**Task directions**
Can you retype every record below exactly as written?
━━━ Extracted data ━━━
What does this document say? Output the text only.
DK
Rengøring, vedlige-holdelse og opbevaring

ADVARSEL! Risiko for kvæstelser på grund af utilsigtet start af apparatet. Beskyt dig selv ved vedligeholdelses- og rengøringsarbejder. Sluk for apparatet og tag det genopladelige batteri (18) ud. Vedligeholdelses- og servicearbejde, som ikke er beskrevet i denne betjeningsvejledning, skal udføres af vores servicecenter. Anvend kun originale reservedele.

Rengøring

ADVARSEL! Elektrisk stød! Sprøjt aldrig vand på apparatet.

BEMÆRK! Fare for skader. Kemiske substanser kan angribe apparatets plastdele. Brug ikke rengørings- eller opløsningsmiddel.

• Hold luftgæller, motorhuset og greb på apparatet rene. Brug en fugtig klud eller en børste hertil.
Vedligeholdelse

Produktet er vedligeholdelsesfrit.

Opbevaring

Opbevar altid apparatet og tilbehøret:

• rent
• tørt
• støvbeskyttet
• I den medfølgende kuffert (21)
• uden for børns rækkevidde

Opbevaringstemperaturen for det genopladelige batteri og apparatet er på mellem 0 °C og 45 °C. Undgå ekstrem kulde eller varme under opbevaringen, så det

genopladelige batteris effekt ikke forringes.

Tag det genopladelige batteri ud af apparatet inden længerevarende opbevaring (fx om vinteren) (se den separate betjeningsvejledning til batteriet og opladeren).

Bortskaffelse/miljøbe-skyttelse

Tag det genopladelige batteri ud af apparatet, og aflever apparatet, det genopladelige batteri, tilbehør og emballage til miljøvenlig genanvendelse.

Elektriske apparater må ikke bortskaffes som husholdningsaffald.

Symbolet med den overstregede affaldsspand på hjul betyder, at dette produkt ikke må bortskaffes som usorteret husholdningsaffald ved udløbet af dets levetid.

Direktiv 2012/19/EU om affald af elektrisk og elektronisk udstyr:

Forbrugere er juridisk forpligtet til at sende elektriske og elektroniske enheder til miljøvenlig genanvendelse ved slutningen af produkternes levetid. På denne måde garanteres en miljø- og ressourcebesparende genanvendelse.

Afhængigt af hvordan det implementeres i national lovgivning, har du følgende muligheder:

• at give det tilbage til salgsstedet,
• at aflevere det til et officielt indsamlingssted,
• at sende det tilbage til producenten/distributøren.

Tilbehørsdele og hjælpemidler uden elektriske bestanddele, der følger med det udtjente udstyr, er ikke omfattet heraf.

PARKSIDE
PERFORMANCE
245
━━━
**Reply**
What does this document say? Output the text only.
DK
Rengøring, vedlige-holdelse og opbevaring

ADVARSEL! Risiko for kvæstelser på grund af utilsigtet start af apparatet. Beskyt dig selv ved vedligeholdelses- og rengøringsarbejder. Sluk for apparatet og tag det genopladelige batteri (18) ud. Vedligeholdelses- og servicearbejde, som ikke er beskrevet i denne betjeningsvejledning, skal udføres af vores servicecenter. Anvend kun originale reservedele.

Rengøring

ADVARSEL! Elektrisk stød! Sprøjt aldrig vand på apparatet.

BEMÆRK! Fare for skader. Kemiske substanser kan angribe apparatets plastdele. Brug ikke rengørings- eller opløsningsmiddel.

• Hold luftgæller, motorhuset og greb på apparatet rene. Brug en fugtig klud eller en børste hertil.
Vedligeholdelse

Produktet er vedligeholdelsesfrit.

Opbevaring

Opbevar altid apparatet og tilbehøret:

• rent
• tørt
• støvbeskyttet
• I den medfølgende kuffert (21)
• uden for børns rækkevidde

Opbevaringstemperaturen for det genopladelige batteri og apparatet er på mellem 0 °C og 45 °C. Undgå ekstrem kulde eller varme under opbevaringen, så det

genopladelige batteris effekt ikke forringes.

Tag det genopladelige batteri ud af apparatet inden længerevarende opbevaring (fx om vinteren) (se den separate betjeningsvejledning til batteriet og opladeren).

Bortskaffelse/miljøbe-skyttelse

Tag det genopladelige batteri ud af apparatet, og aflever apparatet, det genopladelige batteri, tilbehør og emballage til miljøvenlig genanvendelse.

Elektriske apparater må ikke bortskaffes som husholdningsaffald.

Symbolet med den overstregede affaldsspand på hjul betyder, at dette produkt ikke må bortskaffes som usorteret husholdningsaffald ved udløbet af dets levetid.

Direktiv 2012/19/EU om affald af elektrisk og elektronisk udstyr:

Forbrugere er juridisk forpligtet til at sende elektriske og elektroniske enheder til miljøvenlig genanvendelse ved slutningen af produkternes levetid. På denne måde garanteres en miljø- og ressourcebesparende genanvendelse.

Afhængigt af hvordan det implementeres i national lovgivning, har du følgende muligheder:

• at give det tilbage til salgsstedet,
• at aflevere det til et officielt indsamlingssted,
• at sende det tilbage til producenten/distributøren.

Tilbehørsdele og hjælpemidler uden elektriske bestanddele, der følger med det udtjente udstyr, er ikke omfattet heraf.

PARKSIDE
PERFORMANCE
245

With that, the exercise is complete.